## Records to use

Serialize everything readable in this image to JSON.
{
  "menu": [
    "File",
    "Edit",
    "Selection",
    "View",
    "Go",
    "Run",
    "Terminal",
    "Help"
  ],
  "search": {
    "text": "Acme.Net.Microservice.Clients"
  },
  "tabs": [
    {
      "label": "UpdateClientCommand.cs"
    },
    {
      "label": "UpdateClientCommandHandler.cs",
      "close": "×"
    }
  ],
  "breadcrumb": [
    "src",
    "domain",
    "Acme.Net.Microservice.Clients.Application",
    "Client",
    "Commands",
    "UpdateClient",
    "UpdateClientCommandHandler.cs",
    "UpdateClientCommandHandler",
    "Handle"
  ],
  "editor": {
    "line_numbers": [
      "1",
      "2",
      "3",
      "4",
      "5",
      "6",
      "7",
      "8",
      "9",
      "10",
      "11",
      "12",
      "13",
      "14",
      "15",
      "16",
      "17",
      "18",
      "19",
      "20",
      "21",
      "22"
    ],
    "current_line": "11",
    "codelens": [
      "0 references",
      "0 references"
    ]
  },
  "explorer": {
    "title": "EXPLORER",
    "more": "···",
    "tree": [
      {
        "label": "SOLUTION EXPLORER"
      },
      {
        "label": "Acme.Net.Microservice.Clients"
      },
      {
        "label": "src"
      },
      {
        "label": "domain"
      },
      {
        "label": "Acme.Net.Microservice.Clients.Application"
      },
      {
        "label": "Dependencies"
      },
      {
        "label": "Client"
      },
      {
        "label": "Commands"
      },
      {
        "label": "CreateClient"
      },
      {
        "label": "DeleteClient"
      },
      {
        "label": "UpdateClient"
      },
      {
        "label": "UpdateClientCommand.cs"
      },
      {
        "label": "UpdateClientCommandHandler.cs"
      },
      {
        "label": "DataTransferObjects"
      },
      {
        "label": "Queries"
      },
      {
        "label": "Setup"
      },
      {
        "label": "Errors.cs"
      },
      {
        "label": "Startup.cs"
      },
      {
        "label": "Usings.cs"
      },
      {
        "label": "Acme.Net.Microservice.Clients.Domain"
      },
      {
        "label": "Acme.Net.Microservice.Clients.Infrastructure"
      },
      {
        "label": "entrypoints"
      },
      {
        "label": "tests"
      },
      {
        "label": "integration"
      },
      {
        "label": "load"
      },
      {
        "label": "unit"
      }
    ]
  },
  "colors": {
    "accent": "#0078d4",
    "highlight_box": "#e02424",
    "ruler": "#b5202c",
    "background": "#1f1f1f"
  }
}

## Work instructions
Copy every line above that includes the string "Microservice".

## Result
    "text": "Acme.Net.Microservice.Clients"
    "Acme.Net.Microservice.Clients.Application",
        "label": "Acme.Net.Microservice.Clients"
        "label": "Acme.Net.Microservice.Clients.Application"
        "label": "Acme.Net.Microservice.Clients.Domain"
        "label": "Acme.Net.Microservice.Clients.Infrastructure"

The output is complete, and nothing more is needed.